# Start of DATASET ENTRIES

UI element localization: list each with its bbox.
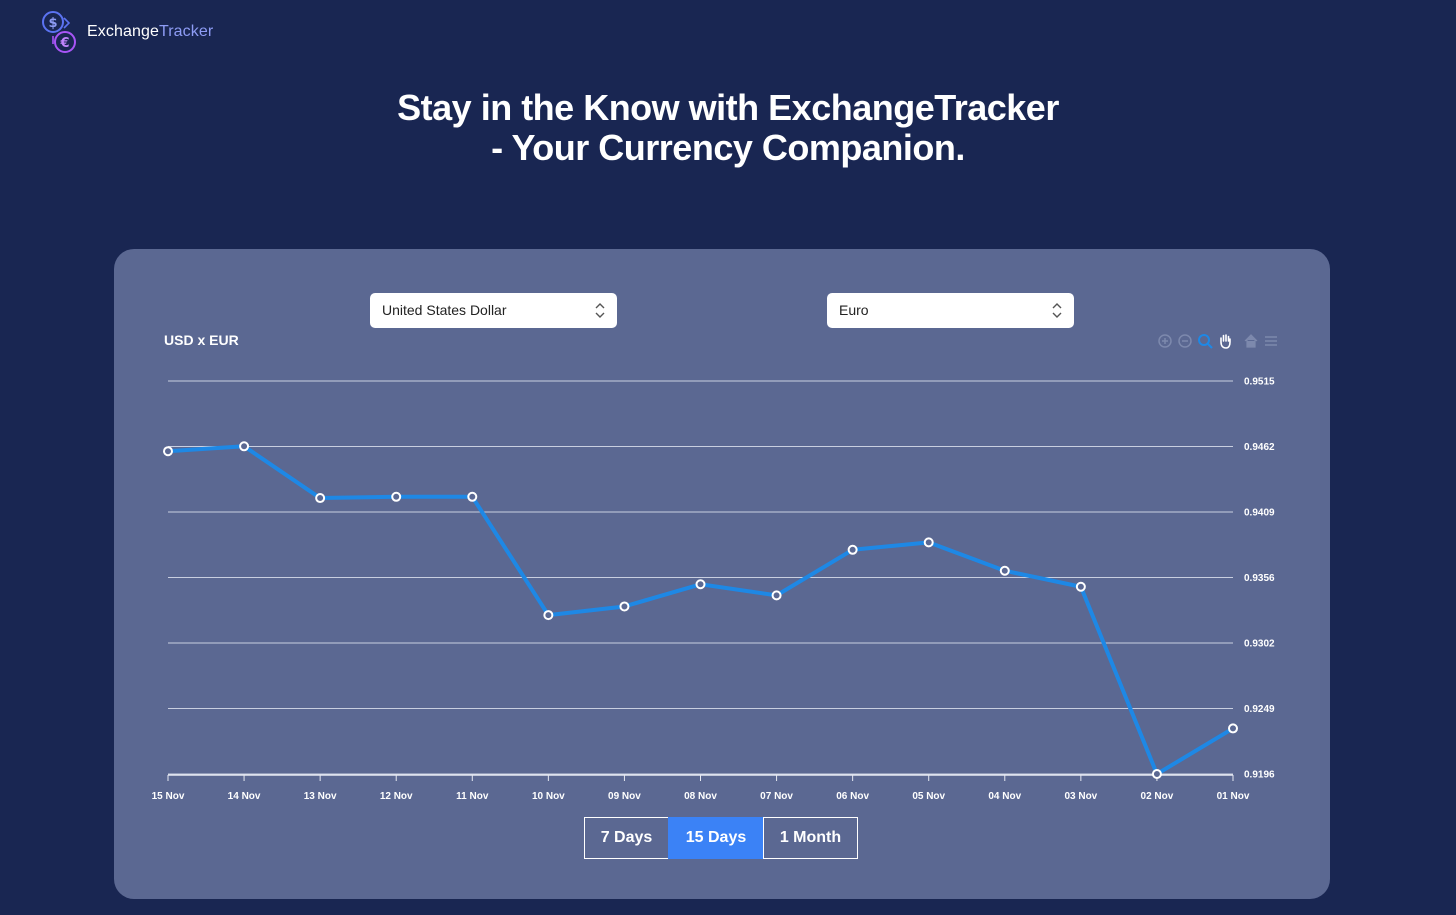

# End of DATASET ENTRIES
# Start of DATASET ENTRIES

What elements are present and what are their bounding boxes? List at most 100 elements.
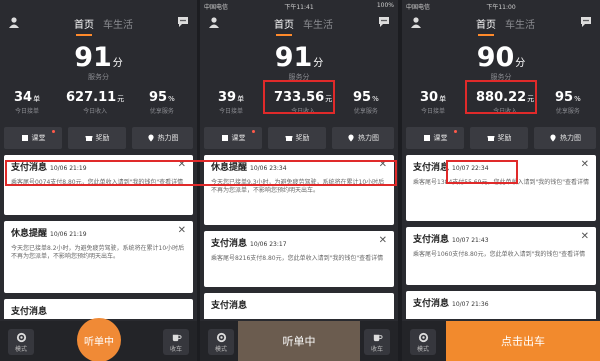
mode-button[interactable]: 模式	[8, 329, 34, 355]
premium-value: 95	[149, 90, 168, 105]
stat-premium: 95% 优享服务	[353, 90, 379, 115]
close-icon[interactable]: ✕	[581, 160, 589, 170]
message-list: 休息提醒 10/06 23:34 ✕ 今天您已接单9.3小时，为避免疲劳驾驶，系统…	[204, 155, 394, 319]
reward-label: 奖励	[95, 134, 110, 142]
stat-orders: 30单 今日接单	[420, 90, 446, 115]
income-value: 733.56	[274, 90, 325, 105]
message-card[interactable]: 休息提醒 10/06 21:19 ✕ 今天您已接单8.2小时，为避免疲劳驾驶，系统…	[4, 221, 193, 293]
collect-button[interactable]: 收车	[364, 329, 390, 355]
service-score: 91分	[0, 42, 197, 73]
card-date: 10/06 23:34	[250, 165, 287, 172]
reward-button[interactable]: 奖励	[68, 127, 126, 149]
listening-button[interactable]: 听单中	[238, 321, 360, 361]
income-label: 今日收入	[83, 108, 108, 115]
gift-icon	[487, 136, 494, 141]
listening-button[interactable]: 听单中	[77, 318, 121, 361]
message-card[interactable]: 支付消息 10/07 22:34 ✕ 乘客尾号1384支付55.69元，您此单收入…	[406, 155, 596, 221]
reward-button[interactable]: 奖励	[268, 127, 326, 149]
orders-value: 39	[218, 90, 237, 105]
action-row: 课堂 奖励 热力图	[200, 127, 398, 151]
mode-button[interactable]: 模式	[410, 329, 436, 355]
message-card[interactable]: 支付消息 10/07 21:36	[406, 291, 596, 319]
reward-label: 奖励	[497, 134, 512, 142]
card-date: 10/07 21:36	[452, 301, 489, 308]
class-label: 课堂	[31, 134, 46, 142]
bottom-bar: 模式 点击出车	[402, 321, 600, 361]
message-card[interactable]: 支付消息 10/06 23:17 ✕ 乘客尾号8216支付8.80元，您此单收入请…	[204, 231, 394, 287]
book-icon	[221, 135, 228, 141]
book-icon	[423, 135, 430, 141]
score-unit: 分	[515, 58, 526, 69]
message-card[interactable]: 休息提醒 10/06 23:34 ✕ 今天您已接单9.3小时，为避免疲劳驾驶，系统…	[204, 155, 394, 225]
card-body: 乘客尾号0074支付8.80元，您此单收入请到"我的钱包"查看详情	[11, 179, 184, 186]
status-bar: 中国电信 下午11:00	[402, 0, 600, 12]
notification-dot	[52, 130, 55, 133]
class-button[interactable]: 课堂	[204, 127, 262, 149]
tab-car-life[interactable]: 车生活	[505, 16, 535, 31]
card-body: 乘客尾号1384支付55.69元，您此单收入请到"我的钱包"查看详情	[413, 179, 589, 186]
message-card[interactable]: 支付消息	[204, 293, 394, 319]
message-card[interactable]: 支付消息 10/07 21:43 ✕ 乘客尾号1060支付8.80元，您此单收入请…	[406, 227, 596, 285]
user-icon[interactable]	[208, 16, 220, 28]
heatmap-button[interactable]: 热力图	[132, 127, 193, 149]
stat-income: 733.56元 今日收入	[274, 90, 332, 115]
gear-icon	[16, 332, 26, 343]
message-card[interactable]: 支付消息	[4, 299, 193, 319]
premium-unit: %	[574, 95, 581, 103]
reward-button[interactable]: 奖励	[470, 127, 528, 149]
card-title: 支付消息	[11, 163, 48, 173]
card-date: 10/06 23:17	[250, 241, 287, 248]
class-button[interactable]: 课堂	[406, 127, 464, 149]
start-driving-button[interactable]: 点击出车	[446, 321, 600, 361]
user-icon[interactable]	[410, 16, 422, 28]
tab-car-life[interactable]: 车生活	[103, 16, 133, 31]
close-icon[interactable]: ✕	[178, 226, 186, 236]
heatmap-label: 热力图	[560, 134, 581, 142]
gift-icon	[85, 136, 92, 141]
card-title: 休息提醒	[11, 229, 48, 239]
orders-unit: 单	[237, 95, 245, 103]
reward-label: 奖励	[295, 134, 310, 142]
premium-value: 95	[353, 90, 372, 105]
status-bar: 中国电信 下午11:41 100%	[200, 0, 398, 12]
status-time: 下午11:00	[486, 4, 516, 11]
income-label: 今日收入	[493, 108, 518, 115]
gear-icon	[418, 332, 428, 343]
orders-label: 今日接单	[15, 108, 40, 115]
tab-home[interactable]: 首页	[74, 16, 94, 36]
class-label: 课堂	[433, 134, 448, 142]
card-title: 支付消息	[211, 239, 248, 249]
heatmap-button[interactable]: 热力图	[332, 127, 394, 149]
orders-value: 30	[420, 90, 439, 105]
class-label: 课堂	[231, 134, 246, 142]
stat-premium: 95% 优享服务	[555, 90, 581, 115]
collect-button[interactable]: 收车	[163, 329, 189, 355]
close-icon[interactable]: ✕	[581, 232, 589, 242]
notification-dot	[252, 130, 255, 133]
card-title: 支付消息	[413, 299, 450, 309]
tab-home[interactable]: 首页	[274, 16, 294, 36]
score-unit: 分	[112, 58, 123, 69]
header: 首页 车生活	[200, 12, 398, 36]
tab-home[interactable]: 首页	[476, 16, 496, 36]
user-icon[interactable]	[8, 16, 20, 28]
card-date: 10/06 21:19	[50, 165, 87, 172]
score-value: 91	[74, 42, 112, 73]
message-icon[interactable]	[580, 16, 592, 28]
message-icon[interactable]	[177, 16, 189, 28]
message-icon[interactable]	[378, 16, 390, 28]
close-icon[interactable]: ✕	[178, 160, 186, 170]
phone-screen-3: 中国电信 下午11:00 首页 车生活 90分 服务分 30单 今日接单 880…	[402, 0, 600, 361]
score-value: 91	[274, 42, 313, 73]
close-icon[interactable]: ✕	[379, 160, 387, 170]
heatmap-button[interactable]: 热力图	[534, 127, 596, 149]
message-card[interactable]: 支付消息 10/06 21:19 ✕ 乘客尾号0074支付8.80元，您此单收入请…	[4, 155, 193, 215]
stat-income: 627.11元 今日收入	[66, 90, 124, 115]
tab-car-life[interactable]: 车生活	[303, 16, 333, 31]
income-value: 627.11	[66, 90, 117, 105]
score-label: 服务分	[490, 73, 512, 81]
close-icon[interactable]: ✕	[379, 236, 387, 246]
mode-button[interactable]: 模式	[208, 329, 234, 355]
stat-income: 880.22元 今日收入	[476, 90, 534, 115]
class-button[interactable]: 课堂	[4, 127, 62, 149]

# End of DATASET ENTRIES
# Start of DATASET ENTRIES

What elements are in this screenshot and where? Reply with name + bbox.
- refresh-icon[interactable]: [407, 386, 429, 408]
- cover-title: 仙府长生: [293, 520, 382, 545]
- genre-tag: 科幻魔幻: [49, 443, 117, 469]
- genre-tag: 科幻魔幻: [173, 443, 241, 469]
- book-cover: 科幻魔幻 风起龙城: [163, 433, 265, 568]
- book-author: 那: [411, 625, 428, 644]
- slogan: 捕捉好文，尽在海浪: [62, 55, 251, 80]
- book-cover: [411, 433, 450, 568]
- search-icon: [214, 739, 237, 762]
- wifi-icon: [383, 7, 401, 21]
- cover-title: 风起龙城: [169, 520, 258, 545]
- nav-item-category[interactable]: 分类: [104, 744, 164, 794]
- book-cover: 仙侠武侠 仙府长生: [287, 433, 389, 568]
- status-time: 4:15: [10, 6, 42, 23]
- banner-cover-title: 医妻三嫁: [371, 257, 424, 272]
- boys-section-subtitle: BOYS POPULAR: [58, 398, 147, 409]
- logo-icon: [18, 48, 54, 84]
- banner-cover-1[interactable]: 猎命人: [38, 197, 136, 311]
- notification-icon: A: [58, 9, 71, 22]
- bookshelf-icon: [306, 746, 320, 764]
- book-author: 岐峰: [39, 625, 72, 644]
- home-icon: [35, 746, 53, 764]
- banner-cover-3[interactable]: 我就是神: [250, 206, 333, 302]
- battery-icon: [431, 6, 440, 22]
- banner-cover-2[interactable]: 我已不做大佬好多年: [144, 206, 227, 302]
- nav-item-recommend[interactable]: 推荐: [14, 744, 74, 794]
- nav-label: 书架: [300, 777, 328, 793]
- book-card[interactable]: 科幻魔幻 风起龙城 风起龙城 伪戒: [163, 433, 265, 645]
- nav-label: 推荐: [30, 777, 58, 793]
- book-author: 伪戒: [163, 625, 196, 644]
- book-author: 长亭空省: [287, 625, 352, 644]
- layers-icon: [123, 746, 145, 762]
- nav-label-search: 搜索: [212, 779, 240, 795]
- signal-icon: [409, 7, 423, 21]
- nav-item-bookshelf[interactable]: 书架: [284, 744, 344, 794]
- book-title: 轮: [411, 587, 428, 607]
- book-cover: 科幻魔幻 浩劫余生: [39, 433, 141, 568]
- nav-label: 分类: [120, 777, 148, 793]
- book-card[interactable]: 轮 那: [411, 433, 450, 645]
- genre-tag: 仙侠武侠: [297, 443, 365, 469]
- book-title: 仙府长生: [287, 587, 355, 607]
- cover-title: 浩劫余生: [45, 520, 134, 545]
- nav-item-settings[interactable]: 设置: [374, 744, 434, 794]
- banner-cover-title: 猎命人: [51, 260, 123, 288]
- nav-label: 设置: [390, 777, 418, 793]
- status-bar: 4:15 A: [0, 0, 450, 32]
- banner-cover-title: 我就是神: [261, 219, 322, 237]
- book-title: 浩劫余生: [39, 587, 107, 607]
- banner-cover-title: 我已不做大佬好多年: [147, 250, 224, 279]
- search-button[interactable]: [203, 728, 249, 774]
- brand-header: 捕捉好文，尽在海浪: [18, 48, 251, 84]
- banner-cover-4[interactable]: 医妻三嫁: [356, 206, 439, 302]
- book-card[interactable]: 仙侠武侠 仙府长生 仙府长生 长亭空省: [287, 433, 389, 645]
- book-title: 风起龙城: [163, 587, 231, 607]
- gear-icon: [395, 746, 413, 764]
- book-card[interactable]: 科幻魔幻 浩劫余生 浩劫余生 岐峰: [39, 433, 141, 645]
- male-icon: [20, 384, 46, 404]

# End of DATASET ENTRIES

EXERCISE DETAILS:
Rewrite the lines above as a JSON list of strings, one string per line and no blank lines, starting at the line containing "What elements are present" and ending at the line containing "134, 512, 142]". Leave out the pictures.

TASK OUTPUT:
[
  "What elements are present and what are their bounding boxes? List at most 100 elements.",
  "mode-button[interactable]: 模式\t[8, 329, 34, 355]",
  "premium-value: 95\t[149, 90, 168, 105]",
  "stat-premium: 95% 优享服务\t[353, 90, 379, 115]",
  "close-icon[interactable]: ✕\t[581, 160, 589, 170]",
  "message-list: 休息提醒 10/06 23:34 ✕ 今天您已接单9.3小时，为避免疲劳驾驶，系统…\t[204, 155, 394, 319]",
  "reward-label: 奖励\t[95, 134, 110, 142]",
  "stat-orders: 30单 今日接单\t[420, 90, 446, 115]",
  "income-value: 733.56\t[274, 90, 325, 105]",
  "message-card[interactable]: 休息提醒 10/06 21:19 ✕ 今天您已接单8.2小时，为避免疲劳驾驶，系统…\t[4, 221, 193, 293]",
  "collect-button[interactable]: 收车\t[364, 329, 390, 355]",
  "service-score: 91分\t[0, 42, 197, 73]",
  "card-date: 10/06 23:34\t[250, 165, 287, 172]",
  "reward-button[interactable]: 奖励\t[68, 127, 126, 149]",
  "listening-button[interactable]: 听单中\t[238, 321, 360, 361]",
  "income-label: 今日收入\t[83, 108, 108, 115]",
  "gift-icon\t[487, 136, 494, 141]",
  "listening-button[interactable]: 听单中\t[77, 318, 121, 361]",
  "message-card[interactable]: 支付消息 10/07 22:34 ✕ 乘客尾号1384支付55.69元，您此单收入…\t[406, 155, 596, 221]",
  "reward-button[interactable]: 奖励\t[268, 127, 326, 149]",
  "orders-value: 39\t[218, 90, 237, 105]",
  "action-row: 课堂 奖励 热力图\t[200, 127, 398, 151]",
  "mode-button[interactable]: 模式\t[410, 329, 436, 355]",
  "message-card[interactable]: 支付消息 10/07 21:36\t[406, 291, 596, 319]",
  "reward-label: 奖励\t[497, 134, 512, 142]"
]